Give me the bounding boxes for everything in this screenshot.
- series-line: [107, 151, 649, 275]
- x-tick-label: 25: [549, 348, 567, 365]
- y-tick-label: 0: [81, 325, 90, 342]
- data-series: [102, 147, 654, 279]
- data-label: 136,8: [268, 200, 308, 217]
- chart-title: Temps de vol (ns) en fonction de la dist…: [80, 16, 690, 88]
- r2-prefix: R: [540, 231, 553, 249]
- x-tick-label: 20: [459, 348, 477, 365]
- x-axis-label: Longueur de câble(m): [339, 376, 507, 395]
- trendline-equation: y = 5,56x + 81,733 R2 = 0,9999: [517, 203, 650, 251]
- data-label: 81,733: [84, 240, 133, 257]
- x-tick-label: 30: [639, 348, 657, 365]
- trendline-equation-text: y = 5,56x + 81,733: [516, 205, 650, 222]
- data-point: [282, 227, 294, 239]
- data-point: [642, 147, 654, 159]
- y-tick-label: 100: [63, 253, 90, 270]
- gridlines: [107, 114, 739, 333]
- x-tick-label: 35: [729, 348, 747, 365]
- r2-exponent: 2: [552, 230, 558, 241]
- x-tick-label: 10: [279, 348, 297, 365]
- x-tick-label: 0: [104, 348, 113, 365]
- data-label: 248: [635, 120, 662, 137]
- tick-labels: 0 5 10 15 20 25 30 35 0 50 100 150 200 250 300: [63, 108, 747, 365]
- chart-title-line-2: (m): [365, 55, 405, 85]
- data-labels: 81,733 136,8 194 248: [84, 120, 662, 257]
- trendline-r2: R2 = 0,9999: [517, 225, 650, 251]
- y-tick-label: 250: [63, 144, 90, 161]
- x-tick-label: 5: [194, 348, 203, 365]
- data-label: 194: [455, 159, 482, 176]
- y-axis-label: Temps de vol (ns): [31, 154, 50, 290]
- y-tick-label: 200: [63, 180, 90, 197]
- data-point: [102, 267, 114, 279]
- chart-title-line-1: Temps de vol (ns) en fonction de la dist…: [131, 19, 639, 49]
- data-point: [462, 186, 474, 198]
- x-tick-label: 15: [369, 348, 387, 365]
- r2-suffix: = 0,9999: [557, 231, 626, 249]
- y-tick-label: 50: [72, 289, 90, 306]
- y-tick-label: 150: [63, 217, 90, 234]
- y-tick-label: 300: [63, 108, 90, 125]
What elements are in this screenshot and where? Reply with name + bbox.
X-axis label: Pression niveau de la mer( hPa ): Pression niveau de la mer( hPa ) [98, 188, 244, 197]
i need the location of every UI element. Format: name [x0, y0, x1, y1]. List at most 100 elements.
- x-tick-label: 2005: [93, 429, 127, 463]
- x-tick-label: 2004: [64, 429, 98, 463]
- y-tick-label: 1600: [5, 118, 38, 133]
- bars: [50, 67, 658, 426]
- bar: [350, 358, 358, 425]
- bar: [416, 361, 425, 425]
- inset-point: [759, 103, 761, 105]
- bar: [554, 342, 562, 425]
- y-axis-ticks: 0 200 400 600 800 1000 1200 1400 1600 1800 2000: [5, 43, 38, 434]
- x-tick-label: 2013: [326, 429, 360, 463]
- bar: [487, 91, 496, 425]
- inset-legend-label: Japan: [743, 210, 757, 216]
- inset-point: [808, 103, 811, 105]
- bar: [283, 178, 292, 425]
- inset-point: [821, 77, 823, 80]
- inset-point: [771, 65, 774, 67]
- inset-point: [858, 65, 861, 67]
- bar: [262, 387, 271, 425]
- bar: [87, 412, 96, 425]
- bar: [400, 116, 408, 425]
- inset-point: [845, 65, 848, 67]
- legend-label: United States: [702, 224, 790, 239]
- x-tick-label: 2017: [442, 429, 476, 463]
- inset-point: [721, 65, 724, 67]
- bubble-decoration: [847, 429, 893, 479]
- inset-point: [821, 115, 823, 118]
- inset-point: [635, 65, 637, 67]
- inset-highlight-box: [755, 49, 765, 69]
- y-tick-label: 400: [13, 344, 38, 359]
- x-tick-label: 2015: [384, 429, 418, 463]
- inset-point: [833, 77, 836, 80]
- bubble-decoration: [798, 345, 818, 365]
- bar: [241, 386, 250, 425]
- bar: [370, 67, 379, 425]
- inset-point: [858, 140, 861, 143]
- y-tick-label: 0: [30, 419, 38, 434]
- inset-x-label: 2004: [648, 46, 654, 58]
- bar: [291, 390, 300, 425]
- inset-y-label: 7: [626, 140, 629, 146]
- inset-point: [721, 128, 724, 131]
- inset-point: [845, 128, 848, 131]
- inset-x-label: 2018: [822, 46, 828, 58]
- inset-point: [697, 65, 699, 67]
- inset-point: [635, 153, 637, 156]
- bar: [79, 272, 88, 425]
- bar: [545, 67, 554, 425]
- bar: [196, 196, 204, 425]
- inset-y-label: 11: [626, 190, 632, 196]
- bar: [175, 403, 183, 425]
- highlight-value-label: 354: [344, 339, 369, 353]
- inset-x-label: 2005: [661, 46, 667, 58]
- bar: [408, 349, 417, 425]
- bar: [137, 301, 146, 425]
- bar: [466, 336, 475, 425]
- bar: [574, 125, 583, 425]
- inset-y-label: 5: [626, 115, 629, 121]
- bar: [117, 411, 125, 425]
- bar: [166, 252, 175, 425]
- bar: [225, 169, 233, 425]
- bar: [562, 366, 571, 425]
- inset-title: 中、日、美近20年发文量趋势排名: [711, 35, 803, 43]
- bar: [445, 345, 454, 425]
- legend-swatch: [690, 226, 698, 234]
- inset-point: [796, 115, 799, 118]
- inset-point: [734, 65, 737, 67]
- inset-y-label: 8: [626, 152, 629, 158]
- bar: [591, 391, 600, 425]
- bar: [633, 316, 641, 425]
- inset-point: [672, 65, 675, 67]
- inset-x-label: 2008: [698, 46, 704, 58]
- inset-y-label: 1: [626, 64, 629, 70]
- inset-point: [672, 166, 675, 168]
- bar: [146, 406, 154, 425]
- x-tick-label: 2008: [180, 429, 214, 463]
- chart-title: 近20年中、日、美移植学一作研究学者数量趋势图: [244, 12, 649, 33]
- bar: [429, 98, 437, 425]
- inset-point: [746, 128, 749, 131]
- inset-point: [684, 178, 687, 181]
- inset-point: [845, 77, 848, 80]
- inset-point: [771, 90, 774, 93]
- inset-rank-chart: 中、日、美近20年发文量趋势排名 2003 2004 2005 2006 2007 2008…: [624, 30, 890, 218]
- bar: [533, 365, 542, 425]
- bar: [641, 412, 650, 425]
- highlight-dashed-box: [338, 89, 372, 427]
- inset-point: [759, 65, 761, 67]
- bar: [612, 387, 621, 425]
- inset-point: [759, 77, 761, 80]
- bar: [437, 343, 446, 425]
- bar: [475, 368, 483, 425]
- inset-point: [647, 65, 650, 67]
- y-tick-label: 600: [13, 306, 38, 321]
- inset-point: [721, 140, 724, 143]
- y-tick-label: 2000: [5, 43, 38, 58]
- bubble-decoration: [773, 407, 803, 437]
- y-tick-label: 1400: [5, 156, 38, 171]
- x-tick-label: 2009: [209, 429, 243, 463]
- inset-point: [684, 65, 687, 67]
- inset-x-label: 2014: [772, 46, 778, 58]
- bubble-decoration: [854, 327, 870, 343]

PROBLEM TO SOLVE:
Copy all the records above line by line, word for word.

SOLUTION BELOW:
Give me the bounding boxes for everything in this screenshot.
- series-line: [107, 151, 649, 275]
- x-tick-label: 25: [549, 348, 567, 365]
- y-tick-label: 0: [81, 325, 90, 342]
- data-series: [102, 147, 654, 279]
- data-label: 136,8: [268, 200, 308, 217]
- chart-title: Temps de vol (ns) en fonction de la dist…: [80, 16, 690, 88]
- r2-prefix: R: [540, 231, 553, 249]
- x-tick-label: 20: [459, 348, 477, 365]
- x-axis-label: Longueur de câble(m): [339, 376, 507, 395]
- trendline-equation: y = 5,56x + 81,733 R2 = 0,9999: [517, 203, 650, 251]
- data-label: 81,733: [84, 240, 133, 257]
- x-tick-label: 30: [639, 348, 657, 365]
- trendline-equation-text: y = 5,56x + 81,733: [516, 205, 650, 222]
- data-point: [282, 227, 294, 239]
- data-point: [642, 147, 654, 159]
- y-tick-label: 100: [63, 253, 90, 270]
- gridlines: [107, 114, 739, 333]
- x-tick-label: 35: [729, 348, 747, 365]
- r2-exponent: 2: [552, 230, 558, 241]
- x-tick-label: 10: [279, 348, 297, 365]
- x-tick-label: 0: [104, 348, 113, 365]
- data-label: 248: [635, 120, 662, 137]
- tick-labels: 0 5 10 15 20 25 30 35 0 50 100 150 200 250 300: [63, 108, 747, 365]
- chart-title-line-2: (m): [365, 55, 405, 85]
- data-labels: 81,733 136,8 194 248: [84, 120, 662, 257]
- trendline-r2: R2 = 0,9999: [517, 225, 650, 251]
- y-tick-label: 250: [63, 144, 90, 161]
- x-tick-label: 5: [194, 348, 203, 365]
- data-label: 194: [455, 159, 482, 176]
- y-axis-label: Temps de vol (ns): [31, 154, 50, 290]
- y-tick-label: 200: [63, 180, 90, 197]
- data-point: [102, 267, 114, 279]
- chart-title-line-1: Temps de vol (ns) en fonction de la dist…: [131, 19, 639, 49]
- data-point: [462, 186, 474, 198]
- x-tick-label: 15: [369, 348, 387, 365]
- r2-suffix: = 0,9999: [557, 231, 626, 249]
- y-tick-label: 50: [72, 289, 90, 306]
- y-tick-label: 150: [63, 217, 90, 234]
- y-tick-label: 300: [63, 108, 90, 125]
What elements are in this screenshot and where? Reply with name + bbox.
X-axis label: Pression niveau de la mer( hPa ): Pression niveau de la mer( hPa ) [98, 188, 244, 197]
i need the location of every UI element. Format: name [x0, y0, x1, y1]. List at most 100 elements.
- x-tick-label: 2005: [93, 429, 127, 463]
- x-tick-label: 2004: [64, 429, 98, 463]
- y-tick-label: 1600: [5, 118, 38, 133]
- bars: [50, 67, 658, 426]
- bar: [350, 358, 358, 425]
- bar: [416, 361, 425, 425]
- inset-point: [759, 103, 761, 105]
- bar: [554, 342, 562, 425]
- y-axis-ticks: 0 200 400 600 800 1000 1200 1400 1600 1800 2000: [5, 43, 38, 434]
- x-tick-label: 2013: [326, 429, 360, 463]
- bar: [487, 91, 496, 425]
- inset-legend-label: Japan: [743, 210, 757, 216]
- inset-point: [808, 103, 811, 105]
- bar: [283, 178, 292, 425]
- inset-point: [821, 77, 823, 80]
- inset-point: [771, 65, 774, 67]
- inset-point: [858, 65, 861, 67]
- bar: [262, 387, 271, 425]
- bar: [87, 412, 96, 425]
- bar: [400, 116, 408, 425]
- inset-point: [845, 65, 848, 67]
- legend-label: United States: [702, 224, 790, 239]
- x-tick-label: 2017: [442, 429, 476, 463]
- inset-point: [721, 65, 724, 67]
- bubble-decoration: [847, 429, 893, 479]
- inset-point: [821, 115, 823, 118]
- inset-point: [635, 65, 637, 67]
- inset-highlight-box: [755, 49, 765, 69]
- y-tick-label: 400: [13, 344, 38, 359]
- x-tick-label: 2015: [384, 429, 418, 463]
- inset-point: [833, 77, 836, 80]
- bubble-decoration: [798, 345, 818, 365]
- bar: [241, 386, 250, 425]
- bar: [370, 67, 379, 425]
- inset-point: [858, 140, 861, 143]
- y-tick-label: 0: [30, 419, 38, 434]
- inset-x-label: 2004: [648, 46, 654, 58]
- bar: [291, 390, 300, 425]
- inset-y-label: 7: [626, 140, 629, 146]
- inset-point: [721, 128, 724, 131]
- inset-point: [845, 128, 848, 131]
- inset-x-label: 2018: [822, 46, 828, 58]
- inset-point: [697, 65, 699, 67]
- inset-point: [635, 153, 637, 156]
- bar: [79, 272, 88, 425]
- bar: [545, 67, 554, 425]
- bar: [196, 196, 204, 425]
- inset-y-label: 11: [626, 190, 632, 196]
- bar: [175, 403, 183, 425]
- highlight-value-label: 354: [344, 339, 369, 353]
- inset-x-label: 2005: [661, 46, 667, 58]
- bar: [408, 349, 417, 425]
- bar: [137, 301, 146, 425]
- bar: [466, 336, 475, 425]
- bar: [574, 125, 583, 425]
- inset-y-label: 5: [626, 115, 629, 121]
- bar: [117, 411, 125, 425]
- bar: [166, 252, 175, 425]
- bar: [225, 169, 233, 425]
- bar: [562, 366, 571, 425]
- inset-title: 中、日、美近20年发文量趋势排名: [711, 35, 803, 43]
- bar: [445, 345, 454, 425]
- legend-swatch: [690, 226, 698, 234]
- inset-point: [796, 115, 799, 118]
- inset-point: [734, 65, 737, 67]
- inset-y-label: 8: [626, 152, 629, 158]
- bar: [591, 391, 600, 425]
- bar: [633, 316, 641, 425]
- inset-point: [672, 65, 675, 67]
- inset-x-label: 2008: [698, 46, 704, 58]
- inset-y-label: 1: [626, 64, 629, 70]
- inset-point: [672, 166, 675, 168]
- bar: [146, 406, 154, 425]
- x-tick-label: 2008: [180, 429, 214, 463]
- chart-title: 近20年中、日、美移植学一作研究学者数量趋势图: [244, 12, 649, 33]
- bar: [429, 98, 437, 425]
- inset-point: [746, 128, 749, 131]
- inset-point: [684, 178, 687, 181]
- inset-point: [845, 77, 848, 80]
- inset-point: [771, 90, 774, 93]
- inset-rank-chart: 中、日、美近20年发文量趋势排名 2003 2004 2005 2006 2007 2008…: [624, 30, 890, 218]
- bar: [533, 365, 542, 425]
- bar: [641, 412, 650, 425]
- highlight-dashed-box: [338, 89, 372, 427]
- inset-point: [759, 65, 761, 67]
- bar: [612, 387, 621, 425]
- inset-point: [759, 77, 761, 80]
- bar: [437, 343, 446, 425]
- bar: [475, 368, 483, 425]
- inset-point: [647, 65, 650, 67]
- y-tick-label: 600: [13, 306, 38, 321]
- inset-point: [721, 140, 724, 143]
- y-tick-label: 2000: [5, 43, 38, 58]
- bubble-decoration: [773, 407, 803, 437]
- y-tick-label: 1400: [5, 156, 38, 171]
- x-tick-label: 2009: [209, 429, 243, 463]
- inset-point: [684, 65, 687, 67]
- inset-x-label: 2014: [772, 46, 778, 58]
- bubble-decoration: [854, 327, 870, 343]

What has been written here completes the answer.